> [What is asked]
Copy each line below that includes "trust".
==============================
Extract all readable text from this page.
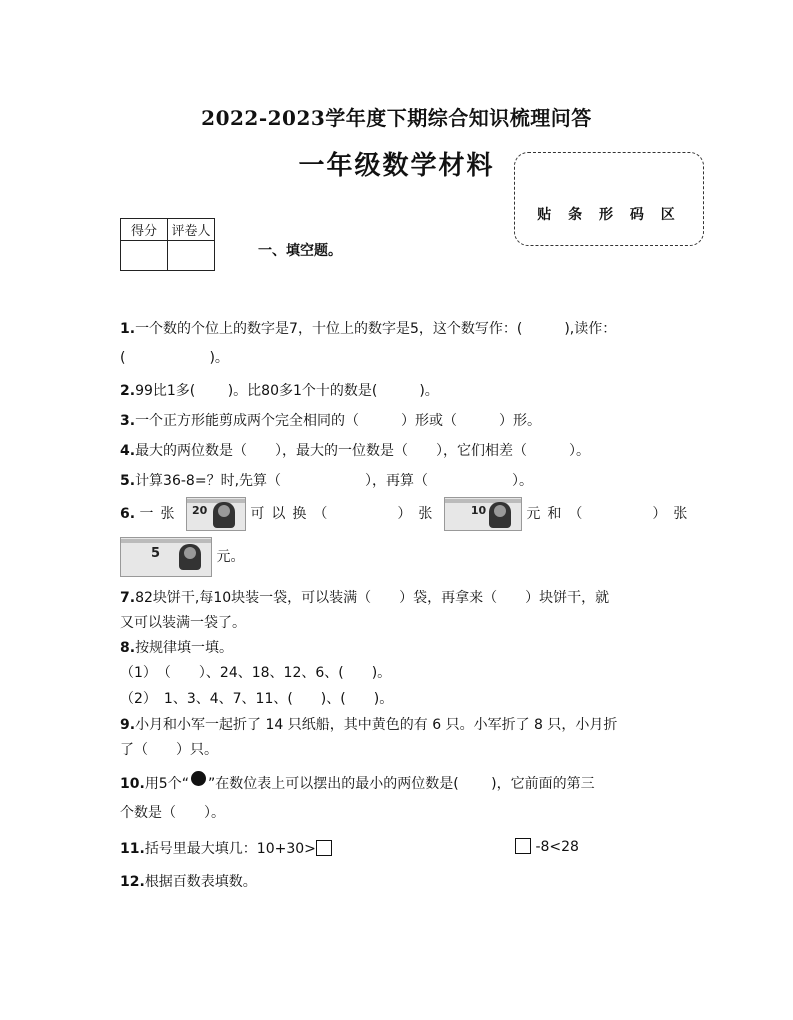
2022-2023学年度下期综合知识梳理问答
一年级数学材料
贴 条 形 码 区
得分	评卷人

一、填空题。
1.一个数的个位上的数字是7，十位上的数字是5，这个数写作：(　　　),读作：
(　　　　　　)。
2.99比1多(　　 )。比80多1个十的数是(　　　)。
3.一个正方形能剪成两个完全相同的（　　　）形或（　　　）形。
4.最大的两位数是（　　），最大的一位数是（　　），它们相差（　　　）。
5.计算36-8=？时,先算（　　　　　　），再算（　　　　　　）。
6. 一张 20	可以换（　　　）张	10	元和（　　　）张
5	元。
7.82块饼干,每10块装一袋，可以装满（　　）袋，再拿来（　　）块饼干，就
又可以装满一袋了。
8.按规律填一填。
（1）　（　　）、24、18、12、6、(　　)。
（2）　1、3、4、7、11、(　　)、(　　)。
9.小月和小军一起折了 14 只纸船，其中黄色的有 6 只。小军折了 8 只，小月折
了（　　）只。
10.用5个“ ”在数位表上可以摆出的最小的两位数是(　　 )，它前面的第三
个数是（　　）。
11.括号里最大填几：10+30>	-8<28
12.根据百数表填数。
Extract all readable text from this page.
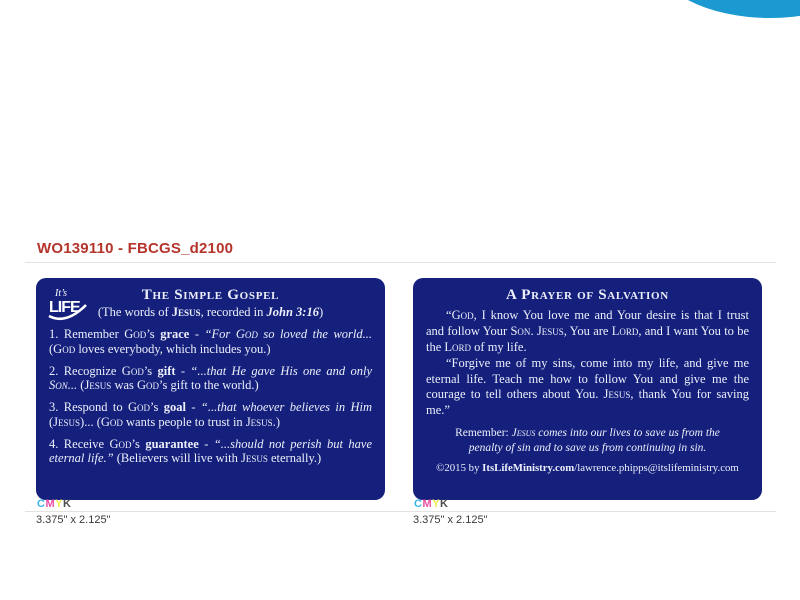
WO139110 - FBCGS_d2100
It’s
LIFE
The Simple Gospel
(The words of Jesus, recorded in John 3:16)

1. Remember God’s grace - “For God so loved the world... (God loves everybody, which includes you.)

2. Recognize God’s gift - “...that He gave His one and only Son... (Jesus was God’s gift to the world.)

3. Respond to God’s goal - “...that whoever believes in Him (Jesus)... (God wants people to trust in Jesus.)

4. Receive God’s guarantee - “...should not perish but have eternal life.” (Believers will live with Jesus eternally.)

A Prayer of Salvation

“God, I know You love me and Your desire is that I trust and follow Your Son. Jesus, You are Lord, and I want You to be the Lord of my life.

“Forgive me of my sins, come into my life, and give me eternal life. Teach me how to follow You and give me the courage to tell others about You. Jesus, thank You for saving me.”

Remember: Jesus comes into our lives to save us from the penalty of sin and to save us from continuing in sin.

©2015 by ItsLifeMinistry.com/lawrence.phipps@itslifeministry.com

CMYK	CMYK
3.375" x 2.125"	3.375" x 2.125"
==============================
> [Written answer]
3. Respond to God’s goal - “...that whoever believes in Him (Jesus)... (God wants people to trust in Jesus.)
“God, I know You love me and Your desire is that I trust and follow Your Son. Jesus, You are Lord, and I want You to be the Lord of my life.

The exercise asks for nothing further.